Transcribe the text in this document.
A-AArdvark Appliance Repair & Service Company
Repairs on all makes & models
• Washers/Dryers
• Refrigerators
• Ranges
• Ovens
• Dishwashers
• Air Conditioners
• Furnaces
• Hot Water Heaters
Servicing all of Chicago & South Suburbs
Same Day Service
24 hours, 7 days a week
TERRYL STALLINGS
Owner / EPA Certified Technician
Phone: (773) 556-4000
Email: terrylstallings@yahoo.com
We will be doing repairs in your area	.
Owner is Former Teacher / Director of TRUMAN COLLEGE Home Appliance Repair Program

[Direction]
Please reproduce the entire listing, exactly as shown.

[Task output]
Transcribe the text in this document.
A-AArdvark Appliance Repair & Service Company
Repairs on all makes & models
• Washers/Dryers
• Refrigerators
• Ranges
• Ovens
• Dishwashers
• Air Conditioners
• Furnaces
• Hot Water Heaters
Servicing all of Chicago & South Suburbs
Same Day Service
24 hours, 7 days a week
TERRYL STALLINGS
Owner / EPA Certified Technician
Phone: (773) 556-4000
Email: terrylstallings@yahoo.com
We will be doing repairs in your area	.
Owner is Former Teacher / Director of TRUMAN COLLEGE Home Appliance Repair Program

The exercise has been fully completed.